[Records from a collection]
——
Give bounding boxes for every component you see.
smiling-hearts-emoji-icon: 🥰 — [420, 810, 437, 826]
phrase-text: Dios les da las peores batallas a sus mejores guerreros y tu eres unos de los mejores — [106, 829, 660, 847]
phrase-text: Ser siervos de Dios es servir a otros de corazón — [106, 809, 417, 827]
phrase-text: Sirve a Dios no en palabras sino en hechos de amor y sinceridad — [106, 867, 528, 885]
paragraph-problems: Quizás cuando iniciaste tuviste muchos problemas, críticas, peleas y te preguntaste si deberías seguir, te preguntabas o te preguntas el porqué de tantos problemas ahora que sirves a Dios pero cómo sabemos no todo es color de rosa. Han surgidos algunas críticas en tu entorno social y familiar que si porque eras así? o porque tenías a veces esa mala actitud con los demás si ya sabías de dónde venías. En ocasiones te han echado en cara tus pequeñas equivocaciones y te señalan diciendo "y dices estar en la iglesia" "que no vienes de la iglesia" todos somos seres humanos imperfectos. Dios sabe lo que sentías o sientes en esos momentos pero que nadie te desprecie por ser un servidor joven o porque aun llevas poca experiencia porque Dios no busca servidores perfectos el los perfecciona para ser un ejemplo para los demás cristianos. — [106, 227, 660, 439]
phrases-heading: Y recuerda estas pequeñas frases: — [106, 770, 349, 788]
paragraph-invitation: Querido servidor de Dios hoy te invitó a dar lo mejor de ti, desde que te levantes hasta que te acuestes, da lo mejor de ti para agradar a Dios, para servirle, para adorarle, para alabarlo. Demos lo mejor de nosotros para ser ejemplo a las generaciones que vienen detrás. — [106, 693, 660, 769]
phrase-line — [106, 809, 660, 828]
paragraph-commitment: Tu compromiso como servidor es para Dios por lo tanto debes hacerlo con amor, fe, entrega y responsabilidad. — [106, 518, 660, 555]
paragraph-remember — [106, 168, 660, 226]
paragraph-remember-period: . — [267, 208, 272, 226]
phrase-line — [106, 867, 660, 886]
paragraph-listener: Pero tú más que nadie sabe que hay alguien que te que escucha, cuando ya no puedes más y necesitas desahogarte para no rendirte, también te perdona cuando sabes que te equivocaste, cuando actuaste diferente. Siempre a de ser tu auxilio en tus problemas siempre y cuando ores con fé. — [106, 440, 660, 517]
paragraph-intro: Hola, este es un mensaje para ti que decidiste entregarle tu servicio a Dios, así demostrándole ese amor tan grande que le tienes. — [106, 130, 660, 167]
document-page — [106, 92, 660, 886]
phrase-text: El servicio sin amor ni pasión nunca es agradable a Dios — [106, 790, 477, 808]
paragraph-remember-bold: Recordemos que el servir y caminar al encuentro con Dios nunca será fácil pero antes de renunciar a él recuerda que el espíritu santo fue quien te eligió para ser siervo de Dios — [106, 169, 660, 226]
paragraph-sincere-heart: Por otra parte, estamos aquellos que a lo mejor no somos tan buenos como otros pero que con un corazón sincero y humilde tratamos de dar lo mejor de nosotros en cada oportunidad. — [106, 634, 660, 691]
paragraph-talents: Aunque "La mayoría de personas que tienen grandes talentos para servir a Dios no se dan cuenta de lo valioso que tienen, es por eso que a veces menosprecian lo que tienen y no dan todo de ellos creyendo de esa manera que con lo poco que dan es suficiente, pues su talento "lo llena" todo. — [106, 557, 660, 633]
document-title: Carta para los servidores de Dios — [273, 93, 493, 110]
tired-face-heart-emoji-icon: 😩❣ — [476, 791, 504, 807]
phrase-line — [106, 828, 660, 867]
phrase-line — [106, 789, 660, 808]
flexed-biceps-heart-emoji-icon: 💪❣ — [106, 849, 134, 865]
——
**What you are asked to do**: Rewrite the listing with "phrase-line" changed to "phrase-row" wherever it occurs, leaving everything else untouched.

**Expected output**:
Give bounding boxes for every component you see.
smiling-hearts-emoji-icon: 🥰 — [420, 810, 437, 826]
phrase-text: Dios les da las peores batallas a sus mejores guerreros y tu eres unos de los mejores — [106, 829, 660, 847]
phrase-text: Ser siervos de Dios es servir a otros de corazón — [106, 809, 417, 827]
phrase-text: Sirve a Dios no en palabras sino en hechos de amor y sinceridad — [106, 867, 528, 885]
paragraph-problems: Quizás cuando iniciaste tuviste muchos problemas, críticas, peleas y te preguntaste si deberías seguir, te preguntabas o te preguntas el porqué de tantos problemas ahora que sirves a Dios pero cómo sabemos no todo es color de rosa. Han surgidos algunas críticas en tu entorno social y familiar que si porque eras así? o porque tenías a veces esa mala actitud con los demás si ya sabías de dónde venías. En ocasiones te han echado en cara tus pequeñas equivocaciones y te señalan diciendo "y dices estar en la iglesia" "que no vienes de la iglesia" todos somos seres humanos imperfectos. Dios sabe lo que sentías o sientes en esos momentos pero que nadie te desprecie por ser un servidor joven o porque aun llevas poca experiencia porque Dios no busca servidores perfectos el los perfecciona para ser un ejemplo para los demás cristianos. — [106, 227, 660, 439]
phrases-heading: Y recuerda estas pequeñas frases: — [106, 770, 349, 788]
paragraph-invitation: Querido servidor de Dios hoy te invitó a dar lo mejor de ti, desde que te levantes hasta que te acuestes, da lo mejor de ti para agradar a Dios, para servirle, para adorarle, para alabarlo. Demos lo mejor de nosotros para ser ejemplo a las generaciones que vienen detrás. — [106, 693, 660, 769]
phrase-row — [106, 809, 660, 828]
paragraph-commitment: Tu compromiso como servidor es para Dios por lo tanto debes hacerlo con amor, fe, entrega y responsabilidad. — [106, 518, 660, 555]
paragraph-remember — [106, 168, 660, 226]
paragraph-remember-period: . — [267, 208, 272, 226]
phrase-row — [106, 867, 660, 886]
paragraph-listener: Pero tú más que nadie sabe que hay alguien que te que escucha, cuando ya no puedes más y necesitas desahogarte para no rendirte, también te perdona cuando sabes que te equivocaste, cuando actuaste diferente. Siempre a de ser tu auxilio en tus problemas siempre y cuando ores con fé. — [106, 440, 660, 517]
paragraph-intro: Hola, este es un mensaje para ti que decidiste entregarle tu servicio a Dios, así demostrándole ese amor tan grande que le tienes. — [106, 130, 660, 167]
document-page — [106, 92, 660, 886]
phrase-text: El servicio sin amor ni pasión nunca es agradable a Dios — [106, 790, 477, 808]
paragraph-remember-bold: Recordemos que el servir y caminar al encuentro con Dios nunca será fácil pero antes de renunciar a él recuerda que el espíritu santo fue quien te eligió para ser siervo de Dios — [106, 169, 660, 226]
paragraph-sincere-heart: Por otra parte, estamos aquellos que a lo mejor no somos tan buenos como otros pero que con un corazón sincero y humilde tratamos de dar lo mejor de nosotros en cada oportunidad. — [106, 634, 660, 691]
paragraph-talents: Aunque "La mayoría de personas que tienen grandes talentos para servir a Dios no se dan cuenta de lo valioso que tienen, es por eso que a veces menosprecian lo que tienen y no dan todo de ellos creyendo de esa manera que con lo poco que dan es suficiente, pues su talento "lo llena" todo. — [106, 557, 660, 633]
document-title: Carta para los servidores de Dios — [273, 93, 493, 110]
tired-face-heart-emoji-icon: 😩❣ — [476, 791, 504, 807]
phrase-row — [106, 828, 660, 867]
phrase-row — [106, 789, 660, 808]
flexed-biceps-heart-emoji-icon: 💪❣ — [106, 849, 134, 865]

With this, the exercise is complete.